** begin Data shown **

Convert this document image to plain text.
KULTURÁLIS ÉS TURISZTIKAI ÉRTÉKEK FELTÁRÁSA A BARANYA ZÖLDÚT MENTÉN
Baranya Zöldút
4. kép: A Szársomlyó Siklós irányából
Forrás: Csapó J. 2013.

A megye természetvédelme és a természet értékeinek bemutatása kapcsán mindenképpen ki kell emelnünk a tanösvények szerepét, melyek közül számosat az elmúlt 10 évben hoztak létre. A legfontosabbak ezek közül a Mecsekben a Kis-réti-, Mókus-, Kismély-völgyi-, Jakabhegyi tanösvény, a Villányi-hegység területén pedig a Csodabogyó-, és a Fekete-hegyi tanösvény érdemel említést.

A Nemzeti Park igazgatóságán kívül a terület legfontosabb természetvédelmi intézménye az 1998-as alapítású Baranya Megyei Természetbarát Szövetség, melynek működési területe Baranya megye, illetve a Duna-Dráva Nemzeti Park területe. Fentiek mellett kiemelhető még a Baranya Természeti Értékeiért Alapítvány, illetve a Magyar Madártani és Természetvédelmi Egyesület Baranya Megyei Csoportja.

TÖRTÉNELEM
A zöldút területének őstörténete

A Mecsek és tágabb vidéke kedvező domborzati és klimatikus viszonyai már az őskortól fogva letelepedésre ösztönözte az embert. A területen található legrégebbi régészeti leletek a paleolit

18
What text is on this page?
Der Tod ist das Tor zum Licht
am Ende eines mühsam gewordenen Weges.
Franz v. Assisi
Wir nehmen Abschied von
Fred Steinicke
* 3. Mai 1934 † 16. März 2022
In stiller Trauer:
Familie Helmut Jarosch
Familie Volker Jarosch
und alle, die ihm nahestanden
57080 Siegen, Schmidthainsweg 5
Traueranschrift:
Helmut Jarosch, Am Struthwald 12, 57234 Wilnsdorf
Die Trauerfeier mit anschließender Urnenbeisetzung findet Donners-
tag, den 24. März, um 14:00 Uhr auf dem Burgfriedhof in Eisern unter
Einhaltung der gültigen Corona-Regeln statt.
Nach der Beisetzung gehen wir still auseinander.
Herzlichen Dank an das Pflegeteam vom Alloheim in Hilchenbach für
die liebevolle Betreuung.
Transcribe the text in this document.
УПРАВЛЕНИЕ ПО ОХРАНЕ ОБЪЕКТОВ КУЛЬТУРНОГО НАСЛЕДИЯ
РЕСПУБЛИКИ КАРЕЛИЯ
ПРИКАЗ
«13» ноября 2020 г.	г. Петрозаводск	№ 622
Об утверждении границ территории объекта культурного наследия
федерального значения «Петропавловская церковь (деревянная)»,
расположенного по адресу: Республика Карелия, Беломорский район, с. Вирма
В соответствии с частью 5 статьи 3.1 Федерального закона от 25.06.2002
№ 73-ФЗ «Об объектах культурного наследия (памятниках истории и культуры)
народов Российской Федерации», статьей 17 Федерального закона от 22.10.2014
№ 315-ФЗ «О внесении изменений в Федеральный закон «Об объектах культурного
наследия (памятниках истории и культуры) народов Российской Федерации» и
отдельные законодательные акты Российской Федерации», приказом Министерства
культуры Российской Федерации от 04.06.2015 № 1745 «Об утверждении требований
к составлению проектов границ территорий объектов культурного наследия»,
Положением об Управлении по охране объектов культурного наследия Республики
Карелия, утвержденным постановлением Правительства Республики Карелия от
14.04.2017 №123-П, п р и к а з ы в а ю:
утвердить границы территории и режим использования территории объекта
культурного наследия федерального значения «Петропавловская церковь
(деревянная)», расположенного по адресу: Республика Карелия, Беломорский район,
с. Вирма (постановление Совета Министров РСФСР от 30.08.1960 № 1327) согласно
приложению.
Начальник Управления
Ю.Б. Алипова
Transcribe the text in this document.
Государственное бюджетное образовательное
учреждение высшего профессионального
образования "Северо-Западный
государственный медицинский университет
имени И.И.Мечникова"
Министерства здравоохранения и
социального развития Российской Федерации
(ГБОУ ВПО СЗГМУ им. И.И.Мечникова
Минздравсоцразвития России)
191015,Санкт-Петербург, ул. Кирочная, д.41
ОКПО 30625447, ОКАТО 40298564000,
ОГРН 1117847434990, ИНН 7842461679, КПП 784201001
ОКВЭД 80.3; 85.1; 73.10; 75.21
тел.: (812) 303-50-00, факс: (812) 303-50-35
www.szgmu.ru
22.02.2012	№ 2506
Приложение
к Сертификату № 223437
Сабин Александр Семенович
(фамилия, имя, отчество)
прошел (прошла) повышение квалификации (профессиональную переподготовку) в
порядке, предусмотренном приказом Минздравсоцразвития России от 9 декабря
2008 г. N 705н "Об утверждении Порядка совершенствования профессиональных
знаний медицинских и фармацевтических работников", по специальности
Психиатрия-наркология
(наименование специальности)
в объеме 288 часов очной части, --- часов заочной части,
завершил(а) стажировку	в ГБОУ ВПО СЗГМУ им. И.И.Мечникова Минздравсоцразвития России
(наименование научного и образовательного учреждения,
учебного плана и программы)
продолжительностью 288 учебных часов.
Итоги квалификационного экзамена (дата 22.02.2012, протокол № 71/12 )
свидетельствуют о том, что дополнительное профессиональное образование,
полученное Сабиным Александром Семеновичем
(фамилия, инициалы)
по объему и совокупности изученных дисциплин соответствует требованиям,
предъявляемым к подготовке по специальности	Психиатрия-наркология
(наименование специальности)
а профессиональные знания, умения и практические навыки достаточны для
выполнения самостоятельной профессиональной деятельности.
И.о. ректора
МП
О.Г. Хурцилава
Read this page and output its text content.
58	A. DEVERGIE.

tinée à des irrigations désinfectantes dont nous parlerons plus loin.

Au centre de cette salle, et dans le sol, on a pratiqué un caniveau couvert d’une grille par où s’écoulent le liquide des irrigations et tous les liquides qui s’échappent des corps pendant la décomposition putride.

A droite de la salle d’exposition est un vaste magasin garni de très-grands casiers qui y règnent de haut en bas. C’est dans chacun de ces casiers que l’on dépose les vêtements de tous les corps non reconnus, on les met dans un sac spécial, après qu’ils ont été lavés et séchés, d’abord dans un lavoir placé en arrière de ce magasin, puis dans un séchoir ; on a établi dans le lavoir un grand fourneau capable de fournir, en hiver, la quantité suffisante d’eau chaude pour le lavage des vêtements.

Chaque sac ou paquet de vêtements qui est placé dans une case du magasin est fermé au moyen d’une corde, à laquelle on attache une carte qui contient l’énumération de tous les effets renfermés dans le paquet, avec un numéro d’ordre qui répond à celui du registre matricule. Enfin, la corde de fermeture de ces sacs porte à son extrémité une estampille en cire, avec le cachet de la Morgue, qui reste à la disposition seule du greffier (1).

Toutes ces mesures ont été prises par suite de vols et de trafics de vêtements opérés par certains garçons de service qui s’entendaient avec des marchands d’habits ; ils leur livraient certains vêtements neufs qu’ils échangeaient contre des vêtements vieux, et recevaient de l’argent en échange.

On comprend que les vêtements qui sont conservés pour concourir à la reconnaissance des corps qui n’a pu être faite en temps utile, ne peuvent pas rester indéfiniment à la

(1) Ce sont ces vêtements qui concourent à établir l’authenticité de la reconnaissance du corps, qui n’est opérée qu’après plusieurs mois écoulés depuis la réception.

** end Data shown **

Your goal: Write the entries again, exactly as they stand.

Worked solution:
Convert this document image to plain text.
KULTURÁLIS ÉS TURISZTIKAI ÉRTÉKEK FELTÁRÁSA A BARANYA ZÖLDÚT MENTÉN
Baranya Zöldút
4. kép: A Szársomlyó Siklós irányából
Forrás: Csapó J. 2013.

A megye természetvédelme és a természet értékeinek bemutatása kapcsán mindenképpen ki kell emelnünk a tanösvények szerepét, melyek közül számosat az elmúlt 10 évben hoztak létre. A legfontosabbak ezek közül a Mecsekben a Kis-réti-, Mókus-, Kismély-völgyi-, Jakabhegyi tanösvény, a Villányi-hegység területén pedig a Csodabogyó-, és a Fekete-hegyi tanösvény érdemel említést.

A Nemzeti Park igazgatóságán kívül a terület legfontosabb természetvédelmi intézménye az 1998-as alapítású Baranya Megyei Természetbarát Szövetség, melynek működési területe Baranya megye, illetve a Duna-Dráva Nemzeti Park területe. Fentiek mellett kiemelhető még a Baranya Természeti Értékeiért Alapítvány, illetve a Magyar Madártani és Természetvédelmi Egyesület Baranya Megyei Csoportja.

TÖRTÉNELEM
A zöldút területének őstörténete

A Mecsek és tágabb vidéke kedvező domborzati és klimatikus viszonyai már az őskortól fogva letelepedésre ösztönözte az embert. A területen található legrégebbi régészeti leletek a paleolit

18
What text is on this page?
Der Tod ist das Tor zum Licht
am Ende eines mühsam gewordenen Weges.
Franz v. Assisi
Wir nehmen Abschied von
Fred Steinicke
* 3. Mai 1934 † 16. März 2022
In stiller Trauer:
Familie Helmut Jarosch
Familie Volker Jarosch
und alle, die ihm nahestanden
57080 Siegen, Schmidthainsweg 5
Traueranschrift:
Helmut Jarosch, Am Struthwald 12, 57234 Wilnsdorf
Die Trauerfeier mit anschließender Urnenbeisetzung findet Donners-
tag, den 24. März, um 14:00 Uhr auf dem Burgfriedhof in Eisern unter
Einhaltung der gültigen Corona-Regeln statt.
Nach der Beisetzung gehen wir still auseinander.
Herzlichen Dank an das Pflegeteam vom Alloheim in Hilchenbach für
die liebevolle Betreuung.
Transcribe the text in this document.
УПРАВЛЕНИЕ ПО ОХРАНЕ ОБЪЕКТОВ КУЛЬТУРНОГО НАСЛЕДИЯ
РЕСПУБЛИКИ КАРЕЛИЯ
ПРИКАЗ
«13» ноября 2020 г.	г. Петрозаводск	№ 622
Об утверждении границ территории объекта культурного наследия
федерального значения «Петропавловская церковь (деревянная)»,
расположенного по адресу: Республика Карелия, Беломорский район, с. Вирма
В соответствии с частью 5 статьи 3.1 Федерального закона от 25.06.2002
№ 73-ФЗ «Об объектах культурного наследия (памятниках истории и культуры)
народов Российской Федерации», статьей 17 Федерального закона от 22.10.2014
№ 315-ФЗ «О внесении изменений в Федеральный закон «Об объектах культурного
наследия (памятниках истории и культуры) народов Российской Федерации» и
отдельные законодательные акты Российской Федерации», приказом Министерства
культуры Российской Федерации от 04.06.2015 № 1745 «Об утверждении требований
к составлению проектов границ территорий объектов культурного наследия»,
Положением об Управлении по охране объектов культурного наследия Республики
Карелия, утвержденным постановлением Правительства Республики Карелия от
14.04.2017 №123-П, п р и к а з ы в а ю:
утвердить границы территории и режим использования территории объекта
культурного наследия федерального значения «Петропавловская церковь
(деревянная)», расположенного по адресу: Республика Карелия, Беломорский район,
с. Вирма (постановление Совета Министров РСФСР от 30.08.1960 № 1327) согласно
приложению.
Начальник Управления
Ю.Б. Алипова
Transcribe the text in this document.
Государственное бюджетное образовательное
учреждение высшего профессионального
образования "Северо-Западный
государственный медицинский университет
имени И.И.Мечникова"
Министерства здравоохранения и
социального развития Российской Федерации
(ГБОУ ВПО СЗГМУ им. И.И.Мечникова
Минздравсоцразвития России)
191015,Санкт-Петербург, ул. Кирочная, д.41
ОКПО 30625447, ОКАТО 40298564000,
ОГРН 1117847434990, ИНН 7842461679, КПП 784201001
ОКВЭД 80.3; 85.1; 73.10; 75.21
тел.: (812) 303-50-00, факс: (812) 303-50-35
www.szgmu.ru
22.02.2012	№ 2506
Приложение
к Сертификату № 223437
Сабин Александр Семенович
(фамилия, имя, отчество)
прошел (прошла) повышение квалификации (профессиональную переподготовку) в
порядке, предусмотренном приказом Минздравсоцразвития России от 9 декабря
2008 г. N 705н "Об утверждении Порядка совершенствования профессиональных
знаний медицинских и фармацевтических работников", по специальности
Психиатрия-наркология
(наименование специальности)
в объеме 288 часов очной части, --- часов заочной части,
завершил(а) стажировку	в ГБОУ ВПО СЗГМУ им. И.И.Мечникова Минздравсоцразвития России
(наименование научного и образовательного учреждения,
учебного плана и программы)
продолжительностью 288 учебных часов.
Итоги квалификационного экзамена (дата 22.02.2012, протокол № 71/12 )
свидетельствуют о том, что дополнительное профессиональное образование,
полученное Сабиным Александром Семеновичем
(фамилия, инициалы)
по объему и совокупности изученных дисциплин соответствует требованиям,
предъявляемым к подготовке по специальности	Психиатрия-наркология
(наименование специальности)
а профессиональные знания, умения и практические навыки достаточны для
выполнения самостоятельной профессиональной деятельности.
И.о. ректора
МП
О.Г. Хурцилава
Read this page and output its text content.
58	A. DEVERGIE.

tinée à des irrigations désinfectantes dont nous parlerons plus loin.

Au centre de cette salle, et dans le sol, on a pratiqué un caniveau couvert d’une grille par où s’écoulent le liquide des irrigations et tous les liquides qui s’échappent des corps pendant la décomposition putride.

A droite de la salle d’exposition est un vaste magasin garni de très-grands casiers qui y règnent de haut en bas. C’est dans chacun de ces casiers que l’on dépose les vêtements de tous les corps non reconnus, on les met dans un sac spécial, après qu’ils ont été lavés et séchés, d’abord dans un lavoir placé en arrière de ce magasin, puis dans un séchoir ; on a établi dans le lavoir un grand fourneau capable de fournir, en hiver, la quantité suffisante d’eau chaude pour le lavage des vêtements.

Chaque sac ou paquet de vêtements qui est placé dans une case du magasin est fermé au moyen d’une corde, à laquelle on attache une carte qui contient l’énumération de tous les effets renfermés dans le paquet, avec un numéro d’ordre qui répond à celui du registre matricule. Enfin, la corde de fermeture de ces sacs porte à son extrémité une estampille en cire, avec le cachet de la Morgue, qui reste à la disposition seule du greffier (1).

Toutes ces mesures ont été prises par suite de vols et de trafics de vêtements opérés par certains garçons de service qui s’entendaient avec des marchands d’habits ; ils leur livraient certains vêtements neufs qu’ils échangeaient contre des vêtements vieux, et recevaient de l’argent en échange.

On comprend que les vêtements qui sont conservés pour concourir à la reconnaissance des corps qui n’a pu être faite en temps utile, ne peuvent pas rester indéfiniment à la

(1) Ce sont ces vêtements qui concourent à établir l’authenticité de la reconnaissance du corps, qui n’est opérée qu’après plusieurs mois écoulés depuis la réception.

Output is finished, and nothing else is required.